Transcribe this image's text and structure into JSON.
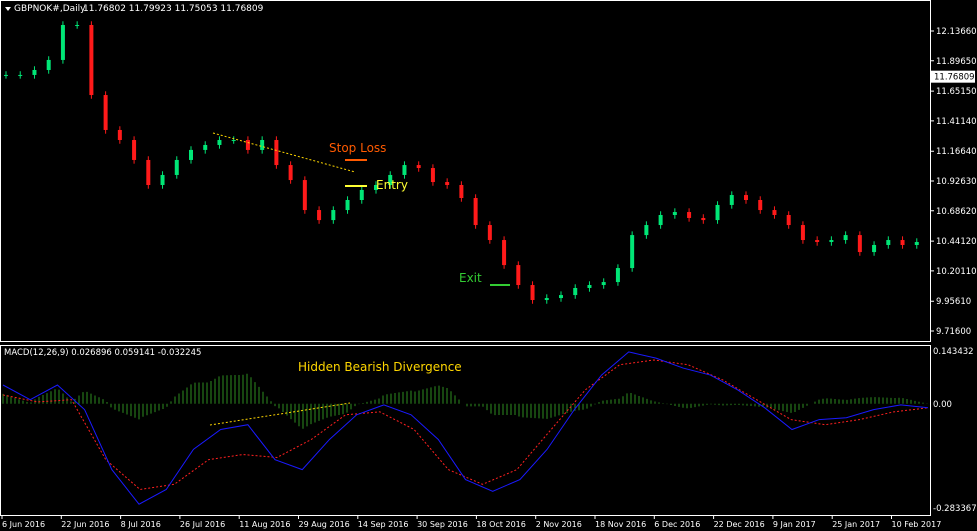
{
  "header": {
    "symbol": "GBPNOK#,Daily",
    "ohlc": "11.76802 11.79923 11.75053 11.76809"
  },
  "macd_header": "MACD(12,26,9) 0.026896 0.059141 -0.032245",
  "annotations": {
    "stop_loss": "Stop Loss",
    "entry": "Entry",
    "exit": "Exit",
    "divergence": "Hidden Bearish Divergence"
  },
  "colors": {
    "bull": "#00e676",
    "bear": "#ff1a1a",
    "macd": "#1a1aff",
    "signal": "#ff2020",
    "histogram": "#2e8b20",
    "trend": "#ffd700",
    "stop": "#ff5a00",
    "entry": "#ffff33",
    "exit": "#33cc33",
    "axis": "#ffffff"
  },
  "chart_data": [
    {
      "type": "candlestick",
      "title": "GBPNOK#,Daily",
      "y_ticks": [
        "12.13660",
        "11.89650",
        "11.65150",
        "11.41140",
        "11.16640",
        "10.92630",
        "10.68620",
        "10.44120",
        "10.20110",
        "9.95610",
        "9.71600"
      ],
      "ylim": [
        9.716,
        12.1366
      ],
      "current_price": "11.76809",
      "x_ticks": [
        "6 Jun 2016",
        "22 Jun 2016",
        "8 Jul 2016",
        "26 Jul 2016",
        "11 Aug 2016",
        "29 Aug 2016",
        "14 Sep 2016",
        "30 Sep 2016",
        "18 Oct 2016",
        "2 Nov 2016",
        "18 Nov 2016",
        "6 Dec 2016",
        "22 Dec 2016",
        "9 Jan 2017",
        "25 Jan 2017",
        "10 Feb 2017"
      ],
      "closes": [
        11.782,
        11.782,
        11.822,
        11.903,
        12.185,
        12.185,
        11.62,
        11.338,
        11.257,
        11.096,
        10.894,
        10.975,
        11.096,
        11.177,
        11.217,
        11.257,
        11.257,
        11.177,
        11.257,
        11.055,
        10.934,
        10.692,
        10.611,
        10.692,
        10.773,
        10.854,
        10.894,
        10.975,
        11.055,
        11.031,
        10.918,
        10.894,
        10.789,
        10.571,
        10.45,
        10.248,
        10.087,
        9.966,
        9.982,
        10.006,
        10.063,
        10.087,
        10.111,
        10.224,
        10.49,
        10.571,
        10.652,
        10.676,
        10.628,
        10.611,
        10.733,
        10.813,
        10.773,
        10.692,
        10.652,
        10.571,
        10.45,
        10.434,
        10.45,
        10.49,
        10.353,
        10.41,
        10.45,
        10.41,
        10.434
      ]
    },
    {
      "type": "line",
      "title": "MACD(12,26,9)",
      "y_ticks": [
        "0.143432",
        "0.00",
        "-0.283367"
      ],
      "ylim": [
        -0.283367,
        0.143432
      ],
      "series": [
        {
          "name": "MACD",
          "values": [
            0.051,
            0.011,
            0.051,
            -0.016,
            -0.179,
            -0.273,
            -0.233,
            -0.124,
            -0.07,
            -0.057,
            -0.152,
            -0.179,
            -0.097,
            -0.03,
            -0.003,
            -0.03,
            -0.097,
            -0.206,
            -0.238,
            -0.206,
            -0.124,
            -0.016,
            0.078,
            0.141,
            0.124,
            0.097,
            0.078,
            0.038,
            -0.011,
            -0.07,
            -0.043,
            -0.038,
            -0.016,
            -0.003,
            -0.011
          ]
        },
        {
          "name": "Signal",
          "values": [
            0.024,
            0.005,
            0.011,
            -0.152,
            -0.233,
            -0.219,
            -0.152,
            -0.138,
            -0.146,
            -0.097,
            -0.03,
            -0.022,
            -0.07,
            -0.179,
            -0.219,
            -0.179,
            -0.07,
            0.038,
            0.106,
            0.119,
            0.106,
            0.065,
            0.011,
            -0.043,
            -0.057,
            -0.043,
            -0.022,
            -0.011
          ]
        }
      ]
    }
  ]
}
════════════════
EXERCISE GOAL. Omit every image. Quote each record exactly.

SOLUTION TO THIS EXERCISE.
Transcribe this image's text and structure into JSON.
{
  "header": {
    "symbol": "GBPNOK#,Daily",
    "ohlc": "11.76802 11.79923 11.75053 11.76809"
  },
  "macd_header": "MACD(12,26,9) 0.026896 0.059141 -0.032245",
  "annotations": {
    "stop_loss": "Stop Loss",
    "entry": "Entry",
    "exit": "Exit",
    "divergence": "Hidden Bearish Divergence"
  },
  "colors": {
    "bull": "#00e676",
    "bear": "#ff1a1a",
    "macd": "#1a1aff",
    "signal": "#ff2020",
    "histogram": "#2e8b20",
    "trend": "#ffd700",
    "stop": "#ff5a00",
    "entry": "#ffff33",
    "exit": "#33cc33",
    "axis": "#ffffff"
  },
  "chart_data": [
    {
      "type": "candlestick",
      "title": "GBPNOK#,Daily",
      "y_ticks": [
        "12.13660",
        "11.89650",
        "11.65150",
        "11.41140",
        "11.16640",
        "10.92630",
        "10.68620",
        "10.44120",
        "10.20110",
        "9.95610",
        "9.71600"
      ],
      "ylim": [
        9.716,
        12.1366
      ],
      "current_price": "11.76809",
      "x_ticks": [
        "6 Jun 2016",
        "22 Jun 2016",
        "8 Jul 2016",
        "26 Jul 2016",
        "11 Aug 2016",
        "29 Aug 2016",
        "14 Sep 2016",
        "30 Sep 2016",
        "18 Oct 2016",
        "2 Nov 2016",
        "18 Nov 2016",
        "6 Dec 2016",
        "22 Dec 2016",
        "9 Jan 2017",
        "25 Jan 2017",
        "10 Feb 2017"
      ],
      "closes": [
        11.782,
        11.782,
        11.822,
        11.903,
        12.185,
        12.185,
        11.62,
        11.338,
        11.257,
        11.096,
        10.894,
        10.975,
        11.096,
        11.177,
        11.217,
        11.257,
        11.257,
        11.177,
        11.257,
        11.055,
        10.934,
        10.692,
        10.611,
        10.692,
        10.773,
        10.854,
        10.894,
        10.975,
        11.055,
        11.031,
        10.918,
        10.894,
        10.789,
        10.571,
        10.45,
        10.248,
        10.087,
        9.966,
        9.982,
        10.006,
        10.063,
        10.087,
        10.111,
        10.224,
        10.49,
        10.571,
        10.652,
        10.676,
        10.628,
        10.611,
        10.733,
        10.813,
        10.773,
        10.692,
        10.652,
        10.571,
        10.45,
        10.434,
        10.45,
        10.49,
        10.353,
        10.41,
        10.45,
        10.41,
        10.434
      ]
    },
    {
      "type": "line",
      "title": "MACD(12,26,9)",
      "y_ticks": [
        "0.143432",
        "0.00",
        "-0.283367"
      ],
      "ylim": [
        -0.283367,
        0.143432
      ],
      "series": [
        {
          "name": "MACD",
          "values": [
            0.051,
            0.011,
            0.051,
            -0.016,
            -0.179,
            -0.273,
            -0.233,
            -0.124,
            -0.07,
            -0.057,
            -0.152,
            -0.179,
            -0.097,
            -0.03,
            -0.003,
            -0.03,
            -0.097,
            -0.206,
            -0.238,
            -0.206,
            -0.124,
            -0.016,
            0.078,
            0.141,
            0.124,
            0.097,
            0.078,
            0.038,
            -0.011,
            -0.07,
            -0.043,
            -0.038,
            -0.016,
            -0.003,
            -0.011
          ]
        },
        {
          "name": "Signal",
          "values": [
            0.024,
            0.005,
            0.011,
            -0.152,
            -0.233,
            -0.219,
            -0.152,
            -0.138,
            -0.146,
            -0.097,
            -0.03,
            -0.022,
            -0.07,
            -0.179,
            -0.219,
            -0.179,
            -0.07,
            0.038,
            0.106,
            0.119,
            0.106,
            0.065,
            0.011,
            -0.043,
            -0.057,
            -0.043,
            -0.022,
            -0.011
          ]
        }
      ]
    }
  ]
}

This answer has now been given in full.